# [TASK TO CARRY OUT]
Examine the records and identify each line that includes the string "true". Copy those lines.

** BEGIN SUPPLIED ENTRIES **

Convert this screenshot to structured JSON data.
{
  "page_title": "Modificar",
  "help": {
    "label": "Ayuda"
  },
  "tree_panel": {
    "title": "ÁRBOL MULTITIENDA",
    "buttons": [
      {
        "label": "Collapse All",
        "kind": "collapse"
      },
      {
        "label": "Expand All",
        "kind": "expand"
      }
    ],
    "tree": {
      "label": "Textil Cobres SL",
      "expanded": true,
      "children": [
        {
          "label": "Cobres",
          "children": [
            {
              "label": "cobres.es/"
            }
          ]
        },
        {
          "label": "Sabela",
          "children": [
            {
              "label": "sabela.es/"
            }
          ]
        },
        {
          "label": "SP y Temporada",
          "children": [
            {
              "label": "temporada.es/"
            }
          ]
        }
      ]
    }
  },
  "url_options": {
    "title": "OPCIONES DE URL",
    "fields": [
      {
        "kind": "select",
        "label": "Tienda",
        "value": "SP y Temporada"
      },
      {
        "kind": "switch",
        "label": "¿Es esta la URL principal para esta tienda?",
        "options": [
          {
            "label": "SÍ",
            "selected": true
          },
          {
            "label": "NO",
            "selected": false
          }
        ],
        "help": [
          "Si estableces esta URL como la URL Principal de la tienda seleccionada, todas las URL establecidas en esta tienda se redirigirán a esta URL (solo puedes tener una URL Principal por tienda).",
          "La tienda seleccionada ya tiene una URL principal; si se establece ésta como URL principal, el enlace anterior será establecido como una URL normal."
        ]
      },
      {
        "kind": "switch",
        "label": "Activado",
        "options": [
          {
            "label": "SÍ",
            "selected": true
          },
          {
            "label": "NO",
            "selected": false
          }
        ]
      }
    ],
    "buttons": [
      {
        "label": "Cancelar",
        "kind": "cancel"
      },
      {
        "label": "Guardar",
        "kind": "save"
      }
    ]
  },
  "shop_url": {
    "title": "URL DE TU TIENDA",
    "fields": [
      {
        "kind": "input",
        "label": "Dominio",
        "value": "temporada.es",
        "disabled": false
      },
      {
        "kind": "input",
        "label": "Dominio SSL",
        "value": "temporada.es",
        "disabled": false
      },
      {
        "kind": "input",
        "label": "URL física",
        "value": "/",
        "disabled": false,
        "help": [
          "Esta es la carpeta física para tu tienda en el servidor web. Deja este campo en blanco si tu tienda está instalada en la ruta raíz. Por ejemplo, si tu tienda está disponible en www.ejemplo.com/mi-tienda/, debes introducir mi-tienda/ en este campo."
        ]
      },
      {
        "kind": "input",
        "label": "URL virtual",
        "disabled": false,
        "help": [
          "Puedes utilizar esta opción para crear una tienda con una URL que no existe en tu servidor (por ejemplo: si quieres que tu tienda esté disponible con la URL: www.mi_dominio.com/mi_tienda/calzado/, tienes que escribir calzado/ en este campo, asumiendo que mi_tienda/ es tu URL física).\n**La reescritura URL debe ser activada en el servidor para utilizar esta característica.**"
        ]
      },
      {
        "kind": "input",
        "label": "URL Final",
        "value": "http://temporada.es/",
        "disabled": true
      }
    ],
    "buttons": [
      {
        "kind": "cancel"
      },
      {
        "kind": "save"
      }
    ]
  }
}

** END SUPPLIED ENTRIES **

# [ANSWER TO THIS EXERCISE]
      "expanded": true,
            "selected": true
            "selected": true
        "disabled": true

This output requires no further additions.